===== EXTRACTED MATERIAL

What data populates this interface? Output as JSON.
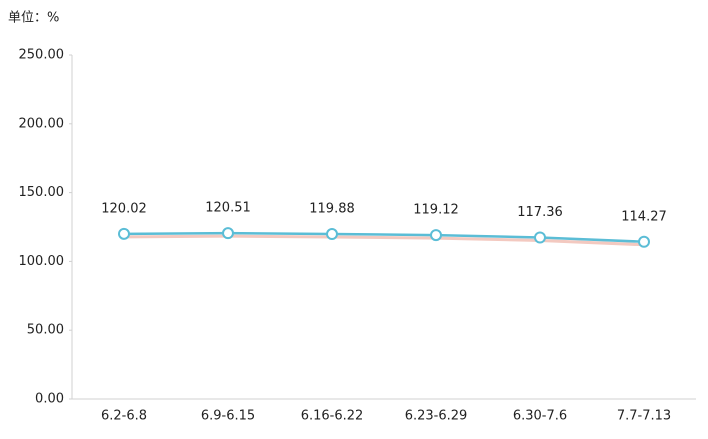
{
  "chart_data": {
    "type": "line",
    "y_label": "单位：%",
    "categories": [
      "6.2-6.8",
      "6.9-6.15",
      "6.16-6.22",
      "6.23-6.29",
      "6.30-7.6",
      "7.7-7.13"
    ],
    "values": [
      120.02,
      120.51,
      119.88,
      119.12,
      117.36,
      114.27
    ],
    "color": "#5bbdd6",
    "ylim": [
      0,
      250
    ],
    "yticks": [
      {
        "value": 0,
        "label": "0.00"
      },
      {
        "value": 50,
        "label": "50.00"
      },
      {
        "value": 100,
        "label": "100.00"
      },
      {
        "value": 150,
        "label": "150.00"
      },
      {
        "value": 200,
        "label": "200.00"
      },
      {
        "value": 250,
        "label": "250.00"
      }
    ],
    "grid": false
  }
}
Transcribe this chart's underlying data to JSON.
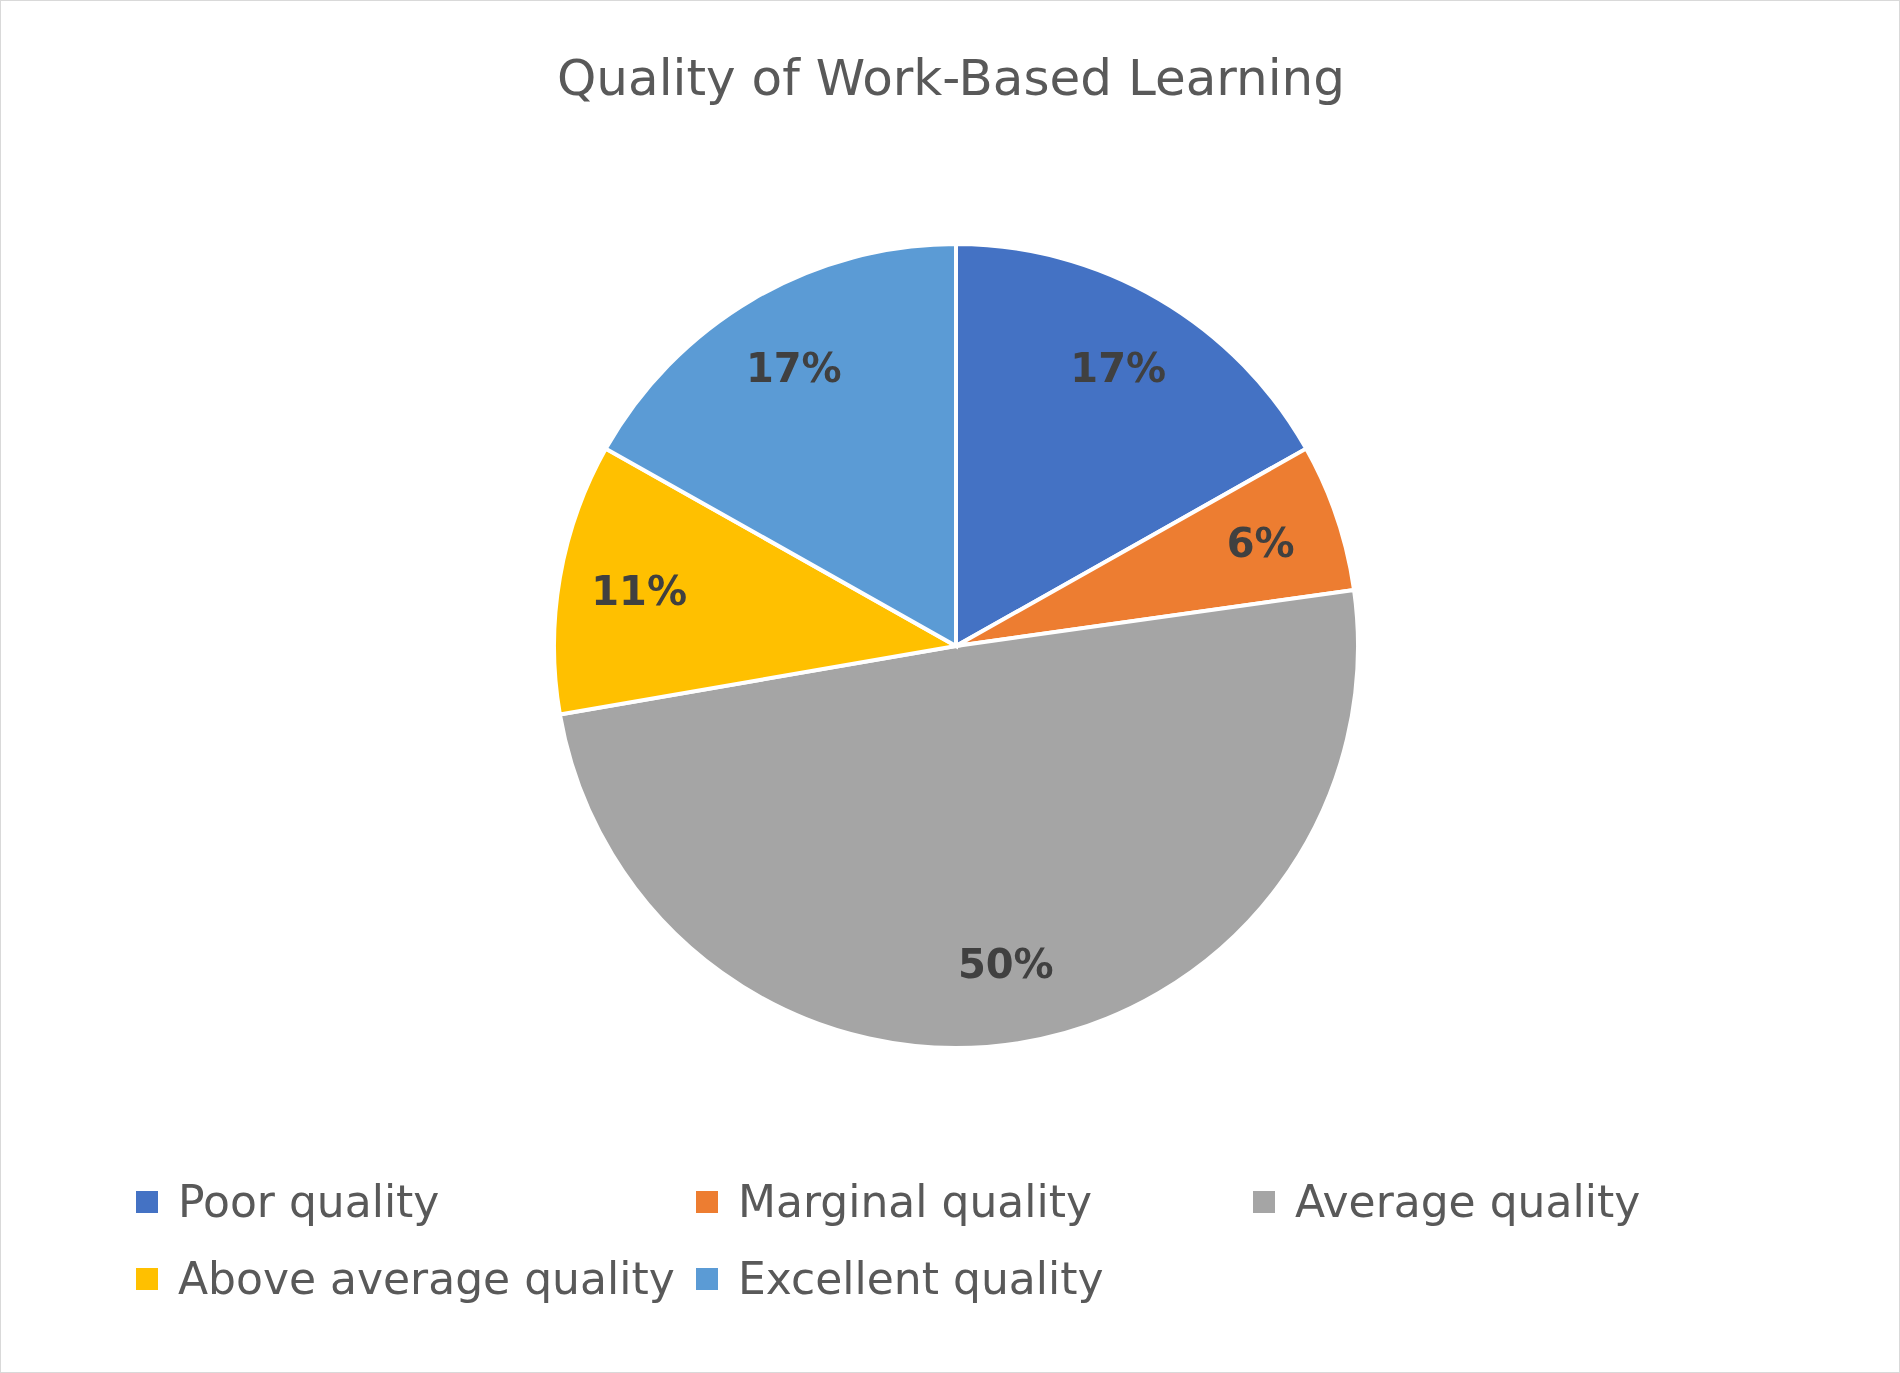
{
  "chart_data": {
    "type": "pie",
    "title": "Quality of Work-Based Learning",
    "categories": [
      "Poor quality",
      "Marginal quality",
      "Average quality",
      "Above average quality",
      "Excellent quality"
    ],
    "values": [
      17,
      6,
      50,
      11,
      17
    ],
    "value_labels": [
      "17%",
      "6%",
      "50%",
      "11%",
      "17%"
    ],
    "colors": [
      "#4472c4",
      "#ed7d31",
      "#a5a5a5",
      "#ffc000",
      "#5b9bd5"
    ],
    "legend": "bottom"
  }
}
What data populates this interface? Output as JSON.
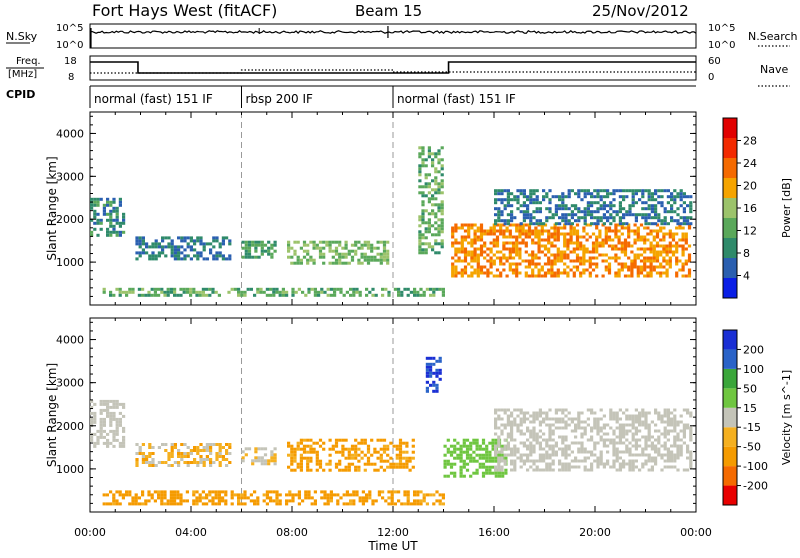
{
  "header": {
    "radar": "Fort Hays West (fitACF)",
    "beam": "Beam 15",
    "date": "25/Nov/2012"
  },
  "strip_labels": {
    "nsky": "N.Sky",
    "nsearch": "N.Search",
    "freq_top": "Freq.",
    "freq_unit": "[MHz]",
    "nave": "Nave",
    "cpid": "CPID"
  },
  "noise_ticks": {
    "left_top": "10^5",
    "left_bot": "10^0",
    "right_top": "10^5",
    "right_bot": "10^0"
  },
  "freq_ticks": {
    "left_top": "18",
    "left_bot": "8",
    "right_top": "60",
    "right_bot": "0"
  },
  "cpid_segments": [
    {
      "label": "normal (fast) 151 IF",
      "start_h": 0,
      "end_h": 6
    },
    {
      "label": "rbsp 200 IF",
      "start_h": 6,
      "end_h": 12
    },
    {
      "label": "normal (fast) 151 IF",
      "start_h": 12,
      "end_h": 24
    }
  ],
  "colors": {
    "power_scale": [
      "#0a1fe6",
      "#2a5fb0",
      "#2f8a6a",
      "#5aa85a",
      "#9cc36b",
      "#f5a400",
      "#f56a00",
      "#f22a00",
      "#e10000"
    ],
    "velocity_scale": [
      "#e80000",
      "#f56a00",
      "#f59b00",
      "#f5b020",
      "#c4c4b8",
      "#6fc640",
      "#3aa63a",
      "#2a63c8",
      "#1a2fd4"
    ]
  },
  "chart_data": [
    {
      "type": "heatmap",
      "title": "Power",
      "ylabel": "Slant Range [km]",
      "xlabel": "Time UT",
      "xlim": [
        "00:00",
        "24:00"
      ],
      "ylim": [
        0,
        4500
      ],
      "x_tick_labels": [
        "00:00",
        "04:00",
        "08:00",
        "12:00",
        "16:00",
        "20:00",
        "00:00"
      ],
      "y_tick_labels": [
        "1000",
        "2000",
        "3000",
        "4000"
      ],
      "colorbar": {
        "label": "Power [dB]",
        "ticks": [
          "4",
          "8",
          "12",
          "16",
          "20",
          "24",
          "28"
        ]
      },
      "regions": [
        {
          "t_start": 0.0,
          "t_end": 1.3,
          "range_low": 1600,
          "range_high": 2500,
          "level": 8
        },
        {
          "t_start": 1.8,
          "t_end": 5.5,
          "range_low": 1100,
          "range_high": 1600,
          "level": 6
        },
        {
          "t_start": 6.0,
          "t_end": 7.3,
          "range_low": 1100,
          "range_high": 1500,
          "level": 10
        },
        {
          "t_start": 7.8,
          "t_end": 11.8,
          "range_low": 1000,
          "range_high": 1500,
          "level": 14
        },
        {
          "t_start": 13.0,
          "t_end": 14.0,
          "range_low": 1200,
          "range_high": 3700,
          "level": 12
        },
        {
          "t_start": 14.3,
          "t_end": 23.8,
          "range_low": 700,
          "range_high": 1900,
          "level": 22
        },
        {
          "t_start": 16.0,
          "t_end": 23.8,
          "range_low": 1900,
          "range_high": 2700,
          "level": 6
        },
        {
          "t_start": 0.5,
          "t_end": 14.0,
          "range_low": 200,
          "range_high": 400,
          "level": 12
        }
      ]
    },
    {
      "type": "heatmap",
      "title": "Velocity",
      "ylabel": "Slant Range [km]",
      "xlabel": "Time UT",
      "xlim": [
        "00:00",
        "24:00"
      ],
      "ylim": [
        0,
        4500
      ],
      "x_tick_labels": [
        "00:00",
        "04:00",
        "08:00",
        "12:00",
        "16:00",
        "20:00",
        "00:00"
      ],
      "y_tick_labels": [
        "1000",
        "2000",
        "3000",
        "4000"
      ],
      "colorbar": {
        "label": "Velocity [m s^-1]",
        "ticks": [
          "-200",
          "-100",
          "-50",
          "-15",
          "15",
          "50",
          "100",
          "200"
        ]
      },
      "regions": [
        {
          "t_start": 0.0,
          "t_end": 1.3,
          "range_low": 1500,
          "range_high": 2600,
          "vel": 0
        },
        {
          "t_start": 1.8,
          "t_end": 5.5,
          "range_low": 1100,
          "range_high": 1600,
          "vel": -20
        },
        {
          "t_start": 6.0,
          "t_end": 7.3,
          "range_low": 1100,
          "range_high": 1500,
          "vel": -10
        },
        {
          "t_start": 7.8,
          "t_end": 12.8,
          "range_low": 1000,
          "range_high": 1700,
          "vel": -40
        },
        {
          "t_start": 13.3,
          "t_end": 13.9,
          "range_low": 2800,
          "range_high": 3600,
          "vel": 200
        },
        {
          "t_start": 14.0,
          "t_end": 16.5,
          "range_low": 800,
          "range_high": 1700,
          "vel": 30
        },
        {
          "t_start": 16.0,
          "t_end": 23.8,
          "range_low": 1000,
          "range_high": 2400,
          "vel": 0
        },
        {
          "t_start": 0.5,
          "t_end": 14.0,
          "range_low": 200,
          "range_high": 500,
          "vel": -40
        }
      ]
    }
  ]
}
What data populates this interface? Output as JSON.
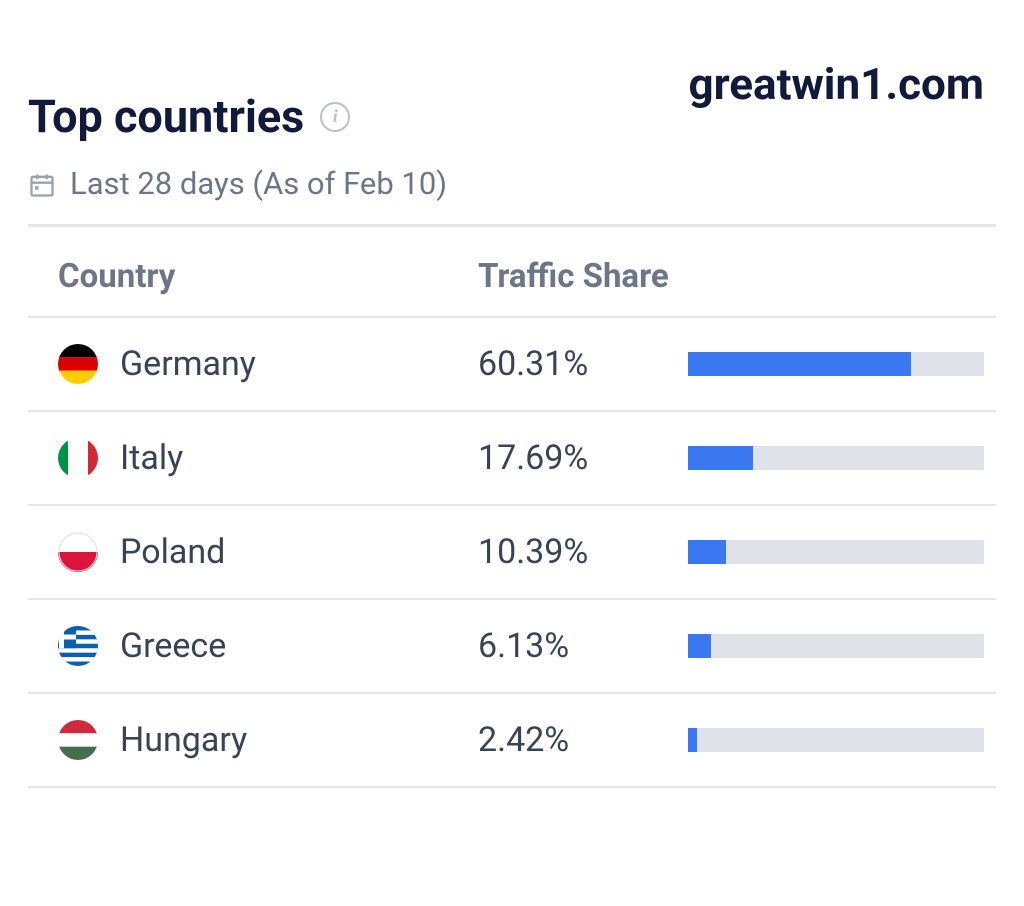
{
  "site_name": "greatwin1.com",
  "header": {
    "title": "Top countries",
    "date_range": "Last 28 days (As of Feb 10)"
  },
  "table": {
    "columns": {
      "country": "Country",
      "traffic_share": "Traffic Share"
    },
    "bar": {
      "track_color": "#dfe3e9",
      "fill_color": "#3a78f2",
      "max_percent": 80
    },
    "rows": [
      {
        "country": "Germany",
        "percent": 60.31,
        "percent_label": "60.31%",
        "flag": "germany"
      },
      {
        "country": "Italy",
        "percent": 17.69,
        "percent_label": "17.69%",
        "flag": "italy"
      },
      {
        "country": "Poland",
        "percent": 10.39,
        "percent_label": "10.39%",
        "flag": "poland"
      },
      {
        "country": "Greece",
        "percent": 6.13,
        "percent_label": "6.13%",
        "flag": "greece"
      },
      {
        "country": "Hungary",
        "percent": 2.42,
        "percent_label": "2.42%",
        "flag": "hungary"
      }
    ]
  },
  "colors": {
    "text_primary": "#111a3a",
    "text_body": "#3a4356",
    "text_muted": "#6d7687",
    "divider": "#e4e6ea"
  }
}
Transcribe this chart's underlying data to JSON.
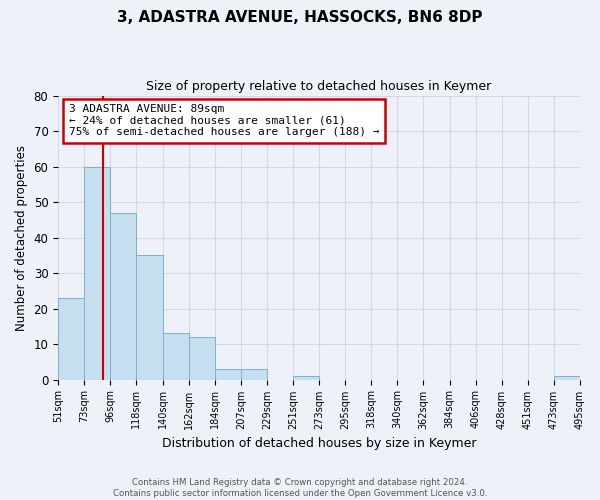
{
  "title": "3, ADASTRA AVENUE, HASSOCKS, BN6 8DP",
  "subtitle": "Size of property relative to detached houses in Keymer",
  "xlabel": "Distribution of detached houses by size in Keymer",
  "ylabel": "Number of detached properties",
  "bar_color": "#c6dff0",
  "bar_edge_color": "#7ab0d4",
  "grid_color": "#d0d8ea",
  "annotation_box_color": "#ffffff",
  "annotation_box_edge_color": "#cc0000",
  "vline_color": "#cc0000",
  "tick_labels": [
    "51sqm",
    "73sqm",
    "96sqm",
    "118sqm",
    "140sqm",
    "162sqm",
    "184sqm",
    "207sqm",
    "229sqm",
    "251sqm",
    "273sqm",
    "295sqm",
    "318sqm",
    "340sqm",
    "362sqm",
    "384sqm",
    "406sqm",
    "428sqm",
    "451sqm",
    "473sqm",
    "495sqm"
  ],
  "bar_heights": [
    23,
    60,
    47,
    35,
    13,
    12,
    3,
    3,
    0,
    1,
    0,
    0,
    0,
    0,
    0,
    0,
    0,
    0,
    0,
    1
  ],
  "ylim": [
    0,
    80
  ],
  "yticks": [
    0,
    10,
    20,
    30,
    40,
    50,
    60,
    70,
    80
  ],
  "vline_x": 1.73,
  "annotation_text": "3 ADASTRA AVENUE: 89sqm\n← 24% of detached houses are smaller (61)\n75% of semi-detached houses are larger (188) →",
  "footer_line1": "Contains HM Land Registry data © Crown copyright and database right 2024.",
  "footer_line2": "Contains public sector information licensed under the Open Government Licence v3.0.",
  "background_color": "#eef2f8"
}
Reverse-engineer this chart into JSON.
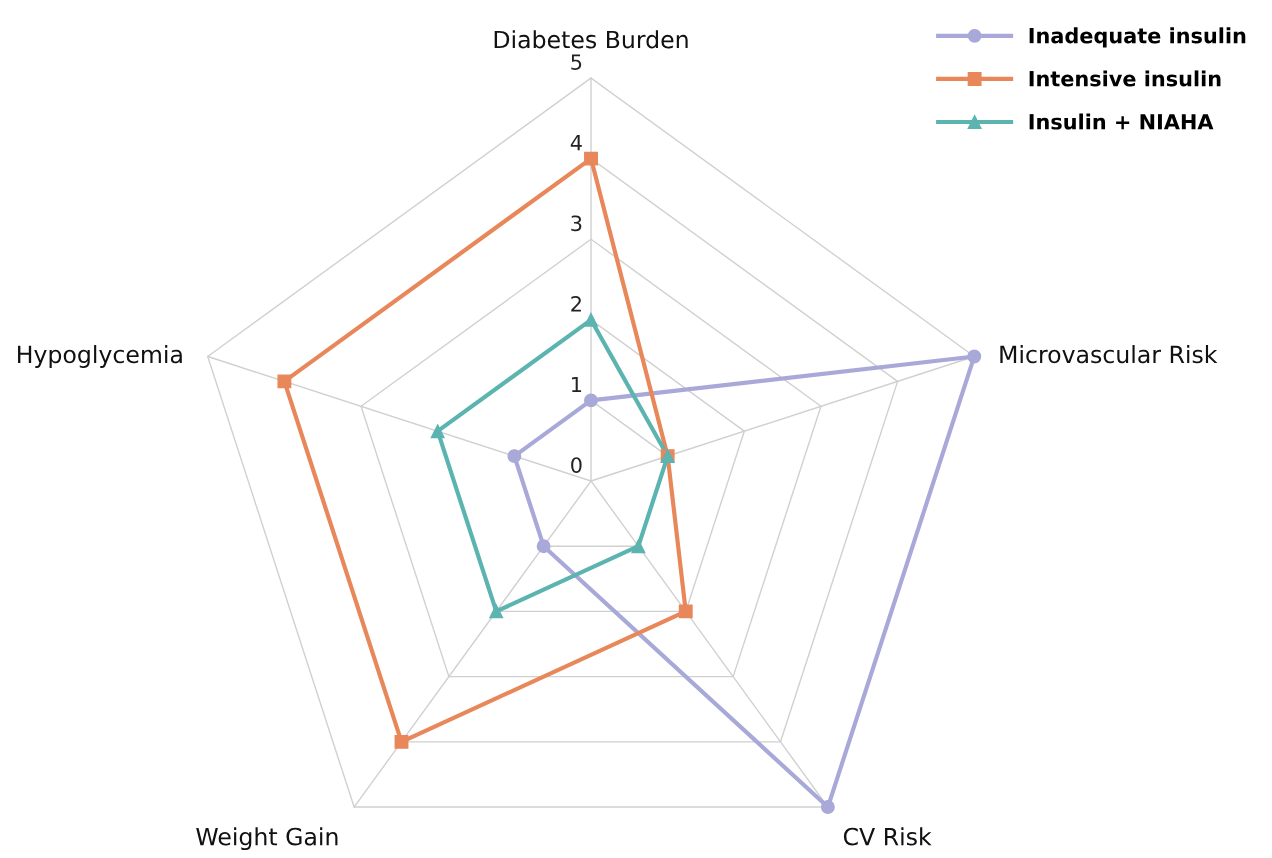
{
  "chart_data": {
    "type": "radar",
    "categories": [
      "Diabetes Burden",
      "Microvascular Risk",
      "CV Risk",
      "Weight Gain",
      "Hypoglycemia"
    ],
    "series": [
      {
        "name": "Inadequate insulin",
        "color": "#a9a9d9",
        "marker": "circle",
        "values": [
          1,
          5,
          5,
          1,
          1
        ]
      },
      {
        "name": "Intensive insulin",
        "color": "#e8875a",
        "marker": "square",
        "values": [
          4,
          1,
          2,
          4,
          4
        ]
      },
      {
        "name": "Insulin + NIAHA",
        "color": "#5cb4b0",
        "marker": "triangle",
        "values": [
          2,
          1,
          1,
          2,
          2
        ]
      }
    ],
    "ylim": [
      0,
      5
    ],
    "yticks": [
      0,
      1,
      2,
      3,
      4,
      5
    ],
    "grid": true,
    "legend": "top right",
    "line_style": "solid"
  }
}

==========

WHAT TO WORK ON
The copy should begin at the line containing "Reverse-engineer this chart into JSON." and end at the last line of the data above; please restate those lines word for word without the pictures.

THE SOLUTION
Reverse-engineer this chart into JSON.
{
  "chart_data": {
    "type": "radar",
    "categories": [
      "Diabetes Burden",
      "Microvascular Risk",
      "CV Risk",
      "Weight Gain",
      "Hypoglycemia"
    ],
    "series": [
      {
        "name": "Inadequate insulin",
        "color": "#a9a9d9",
        "marker": "circle",
        "values": [
          1,
          5,
          5,
          1,
          1
        ]
      },
      {
        "name": "Intensive insulin",
        "color": "#e8875a",
        "marker": "square",
        "values": [
          4,
          1,
          2,
          4,
          4
        ]
      },
      {
        "name": "Insulin + NIAHA",
        "color": "#5cb4b0",
        "marker": "triangle",
        "values": [
          2,
          1,
          1,
          2,
          2
        ]
      }
    ],
    "ylim": [
      0,
      5
    ],
    "yticks": [
      0,
      1,
      2,
      3,
      4,
      5
    ],
    "grid": true,
    "legend": "top right",
    "line_style": "solid"
  }
}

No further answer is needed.